Each line of the listing that contains the word "series" is to be copied.

>> BEGIN Provided data

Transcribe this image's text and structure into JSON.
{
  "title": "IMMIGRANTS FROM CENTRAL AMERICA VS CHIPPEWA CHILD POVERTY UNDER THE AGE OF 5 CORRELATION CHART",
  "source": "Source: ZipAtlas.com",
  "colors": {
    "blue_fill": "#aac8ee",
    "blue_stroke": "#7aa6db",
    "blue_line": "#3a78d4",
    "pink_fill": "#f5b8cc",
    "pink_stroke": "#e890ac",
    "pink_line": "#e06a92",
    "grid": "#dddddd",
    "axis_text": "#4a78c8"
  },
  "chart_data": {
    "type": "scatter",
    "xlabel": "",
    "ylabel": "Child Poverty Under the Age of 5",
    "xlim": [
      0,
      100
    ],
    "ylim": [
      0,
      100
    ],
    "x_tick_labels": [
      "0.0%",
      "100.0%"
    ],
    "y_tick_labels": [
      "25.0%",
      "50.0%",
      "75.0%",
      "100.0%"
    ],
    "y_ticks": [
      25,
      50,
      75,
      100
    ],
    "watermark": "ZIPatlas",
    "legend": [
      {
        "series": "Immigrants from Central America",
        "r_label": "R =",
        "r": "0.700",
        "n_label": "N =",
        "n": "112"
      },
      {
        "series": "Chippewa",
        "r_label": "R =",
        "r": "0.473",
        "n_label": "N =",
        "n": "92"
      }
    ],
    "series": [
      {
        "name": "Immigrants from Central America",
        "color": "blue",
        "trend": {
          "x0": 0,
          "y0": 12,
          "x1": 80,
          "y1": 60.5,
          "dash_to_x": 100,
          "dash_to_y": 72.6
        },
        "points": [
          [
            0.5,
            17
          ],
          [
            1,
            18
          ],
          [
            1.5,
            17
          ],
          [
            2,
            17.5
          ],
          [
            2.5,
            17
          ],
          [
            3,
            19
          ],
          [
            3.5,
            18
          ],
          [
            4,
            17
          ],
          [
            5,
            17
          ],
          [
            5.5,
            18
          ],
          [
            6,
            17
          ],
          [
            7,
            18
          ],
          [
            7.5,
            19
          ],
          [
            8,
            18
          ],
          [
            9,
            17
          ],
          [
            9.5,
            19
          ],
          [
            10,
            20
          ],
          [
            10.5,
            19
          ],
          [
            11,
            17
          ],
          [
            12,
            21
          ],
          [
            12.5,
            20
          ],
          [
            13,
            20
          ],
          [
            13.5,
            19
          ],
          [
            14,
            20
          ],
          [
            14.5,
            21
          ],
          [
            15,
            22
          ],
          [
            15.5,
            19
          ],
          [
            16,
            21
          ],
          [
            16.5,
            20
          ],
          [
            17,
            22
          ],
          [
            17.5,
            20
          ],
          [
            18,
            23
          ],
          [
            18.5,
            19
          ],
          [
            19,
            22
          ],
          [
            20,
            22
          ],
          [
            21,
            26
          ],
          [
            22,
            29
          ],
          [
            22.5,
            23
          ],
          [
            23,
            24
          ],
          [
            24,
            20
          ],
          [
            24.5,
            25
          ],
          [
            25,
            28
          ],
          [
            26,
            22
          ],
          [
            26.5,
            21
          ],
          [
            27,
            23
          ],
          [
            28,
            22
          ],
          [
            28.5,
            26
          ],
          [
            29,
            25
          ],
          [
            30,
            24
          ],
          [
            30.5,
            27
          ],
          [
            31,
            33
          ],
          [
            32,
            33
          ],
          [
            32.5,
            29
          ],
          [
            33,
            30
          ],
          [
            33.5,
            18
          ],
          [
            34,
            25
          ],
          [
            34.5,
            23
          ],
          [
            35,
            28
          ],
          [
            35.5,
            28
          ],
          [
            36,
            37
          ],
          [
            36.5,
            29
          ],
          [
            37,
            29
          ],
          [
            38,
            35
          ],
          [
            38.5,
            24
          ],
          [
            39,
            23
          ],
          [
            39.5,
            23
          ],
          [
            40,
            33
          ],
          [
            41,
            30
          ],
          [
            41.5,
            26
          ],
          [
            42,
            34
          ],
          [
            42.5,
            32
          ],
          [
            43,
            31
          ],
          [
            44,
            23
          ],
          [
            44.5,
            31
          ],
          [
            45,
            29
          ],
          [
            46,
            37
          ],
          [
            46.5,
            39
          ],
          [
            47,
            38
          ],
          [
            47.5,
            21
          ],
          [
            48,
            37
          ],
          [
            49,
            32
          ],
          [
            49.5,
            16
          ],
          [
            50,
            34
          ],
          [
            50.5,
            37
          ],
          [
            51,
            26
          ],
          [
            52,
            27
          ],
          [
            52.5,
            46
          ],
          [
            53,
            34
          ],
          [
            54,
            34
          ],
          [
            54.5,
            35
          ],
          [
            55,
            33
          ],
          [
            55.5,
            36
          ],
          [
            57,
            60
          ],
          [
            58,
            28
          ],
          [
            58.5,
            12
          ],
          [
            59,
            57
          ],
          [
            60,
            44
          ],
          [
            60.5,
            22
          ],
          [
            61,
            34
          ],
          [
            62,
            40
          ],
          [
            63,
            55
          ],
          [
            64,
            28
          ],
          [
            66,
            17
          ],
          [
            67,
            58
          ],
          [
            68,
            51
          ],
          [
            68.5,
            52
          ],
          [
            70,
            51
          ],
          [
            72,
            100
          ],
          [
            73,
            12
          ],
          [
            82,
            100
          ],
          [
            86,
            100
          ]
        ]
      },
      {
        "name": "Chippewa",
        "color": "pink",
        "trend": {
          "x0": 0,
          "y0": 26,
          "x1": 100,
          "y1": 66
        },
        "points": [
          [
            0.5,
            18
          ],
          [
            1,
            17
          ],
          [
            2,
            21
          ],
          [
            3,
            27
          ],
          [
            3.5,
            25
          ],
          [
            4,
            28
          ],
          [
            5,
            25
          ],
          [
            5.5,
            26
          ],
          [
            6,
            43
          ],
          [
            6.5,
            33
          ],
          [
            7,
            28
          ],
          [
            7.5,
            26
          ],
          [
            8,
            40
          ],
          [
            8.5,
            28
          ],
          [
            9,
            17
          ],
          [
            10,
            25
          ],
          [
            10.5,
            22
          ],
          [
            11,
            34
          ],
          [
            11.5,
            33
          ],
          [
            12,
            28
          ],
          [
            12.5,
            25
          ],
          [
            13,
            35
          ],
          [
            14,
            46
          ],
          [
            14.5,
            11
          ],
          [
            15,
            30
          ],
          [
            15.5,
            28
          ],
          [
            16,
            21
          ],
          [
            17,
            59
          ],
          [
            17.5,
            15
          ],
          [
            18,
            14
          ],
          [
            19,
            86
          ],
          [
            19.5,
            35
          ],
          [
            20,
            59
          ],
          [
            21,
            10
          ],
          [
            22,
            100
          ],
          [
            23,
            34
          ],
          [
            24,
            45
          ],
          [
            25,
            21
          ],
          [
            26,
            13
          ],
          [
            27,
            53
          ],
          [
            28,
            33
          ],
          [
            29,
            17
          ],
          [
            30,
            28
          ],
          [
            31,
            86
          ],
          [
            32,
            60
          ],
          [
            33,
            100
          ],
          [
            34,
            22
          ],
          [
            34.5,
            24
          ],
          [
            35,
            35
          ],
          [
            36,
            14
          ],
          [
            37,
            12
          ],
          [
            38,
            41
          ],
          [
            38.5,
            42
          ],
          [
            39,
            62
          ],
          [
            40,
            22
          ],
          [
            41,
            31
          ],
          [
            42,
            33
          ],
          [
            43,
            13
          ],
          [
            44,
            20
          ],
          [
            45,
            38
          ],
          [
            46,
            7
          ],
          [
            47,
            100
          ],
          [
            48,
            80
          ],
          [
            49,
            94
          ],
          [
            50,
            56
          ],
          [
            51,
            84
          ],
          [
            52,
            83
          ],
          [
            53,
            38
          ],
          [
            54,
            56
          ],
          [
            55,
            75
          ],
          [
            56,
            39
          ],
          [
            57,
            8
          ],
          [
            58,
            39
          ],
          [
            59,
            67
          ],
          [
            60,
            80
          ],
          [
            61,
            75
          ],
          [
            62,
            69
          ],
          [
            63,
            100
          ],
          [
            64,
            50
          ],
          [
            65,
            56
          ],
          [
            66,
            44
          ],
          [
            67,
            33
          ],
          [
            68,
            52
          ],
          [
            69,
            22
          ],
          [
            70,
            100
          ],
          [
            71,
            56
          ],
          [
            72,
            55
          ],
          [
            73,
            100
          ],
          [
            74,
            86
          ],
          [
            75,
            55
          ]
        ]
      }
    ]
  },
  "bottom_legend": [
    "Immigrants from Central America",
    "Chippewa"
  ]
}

>> END Provided data

Expected output:
        "series": "Immigrants from Central America",
        "series": "Chippewa",
    "series": [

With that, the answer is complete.